**Data records**
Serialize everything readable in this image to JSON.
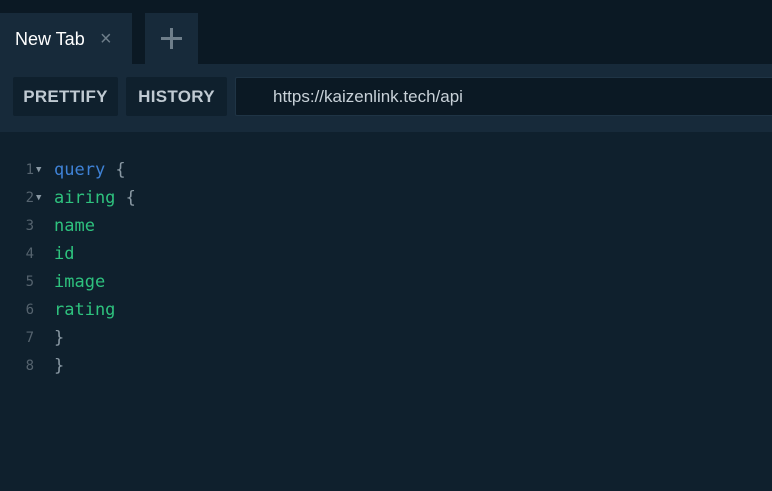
{
  "tabs": [
    {
      "label": "New Tab"
    }
  ],
  "icons": {
    "tab_close": "close-icon",
    "new_tab": "plus-icon",
    "fold": "fold-arrow-icon"
  },
  "toolbar": {
    "prettify_label": "PRETTIFY",
    "history_label": "HISTORY",
    "url_value": "https://kaizenlink.tech/api"
  },
  "editor": {
    "lines": [
      {
        "num": "1",
        "text": "query",
        "suffix": " {",
        "kind": "keyword",
        "foldable": true
      },
      {
        "num": "2",
        "text": "airing",
        "suffix": " {",
        "kind": "field",
        "foldable": true
      },
      {
        "num": "3",
        "text": "name",
        "suffix": "",
        "kind": "field",
        "foldable": false
      },
      {
        "num": "4",
        "text": "id",
        "suffix": "",
        "kind": "field",
        "foldable": false
      },
      {
        "num": "5",
        "text": "image",
        "suffix": "",
        "kind": "field",
        "foldable": false
      },
      {
        "num": "6",
        "text": "rating",
        "suffix": "",
        "kind": "field",
        "foldable": false
      },
      {
        "num": "7",
        "text": "}",
        "suffix": "",
        "kind": "punct",
        "foldable": false
      },
      {
        "num": "8",
        "text": "}",
        "suffix": "",
        "kind": "punct",
        "foldable": false
      }
    ]
  },
  "colors": {
    "background": "#0f202d",
    "tabbar": "#0b1924",
    "panel": "#172a3a",
    "keyword": "#3f82d6",
    "field": "#2ec27e",
    "punctuation": "#8a99a4"
  }
}
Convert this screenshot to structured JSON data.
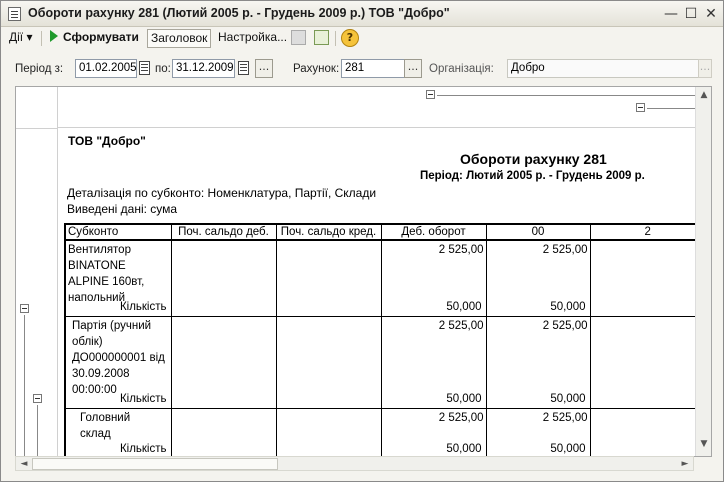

**Task to complete**
Go through the entries above and output them exactly, without pictures.

**Result of the task**
Serialize everything readable in this image to JSON.
{
  "tabs": [
    {
      "label": "New Tab"
    }
  ],
  "icons": {
    "tab_close": "close-icon",
    "new_tab": "plus-icon",
    "fold": "fold-arrow-icon"
  },
  "toolbar": {
    "prettify_label": "PRETTIFY",
    "history_label": "HISTORY",
    "url_value": "https://kaizenlink.tech/api"
  },
  "editor": {
    "lines": [
      {
        "num": "1",
        "text": "query",
        "suffix": " {",
        "kind": "keyword",
        "foldable": true
      },
      {
        "num": "2",
        "text": "airing",
        "suffix": " {",
        "kind": "field",
        "foldable": true
      },
      {
        "num": "3",
        "text": "name",
        "suffix": "",
        "kind": "field",
        "foldable": false
      },
      {
        "num": "4",
        "text": "id",
        "suffix": "",
        "kind": "field",
        "foldable": false
      },
      {
        "num": "5",
        "text": "image",
        "suffix": "",
        "kind": "field",
        "foldable": false
      },
      {
        "num": "6",
        "text": "rating",
        "suffix": "",
        "kind": "field",
        "foldable": false
      },
      {
        "num": "7",
        "text": "}",
        "suffix": "",
        "kind": "punct",
        "foldable": false
      },
      {
        "num": "8",
        "text": "}",
        "suffix": "",
        "kind": "punct",
        "foldable": false
      }
    ]
  },
  "colors": {
    "background": "#0f202d",
    "tabbar": "#0b1924",
    "panel": "#172a3a",
    "keyword": "#3f82d6",
    "field": "#2ec27e",
    "punctuation": "#8a99a4"
  }
}
Convert this screenshot to structured JSON data.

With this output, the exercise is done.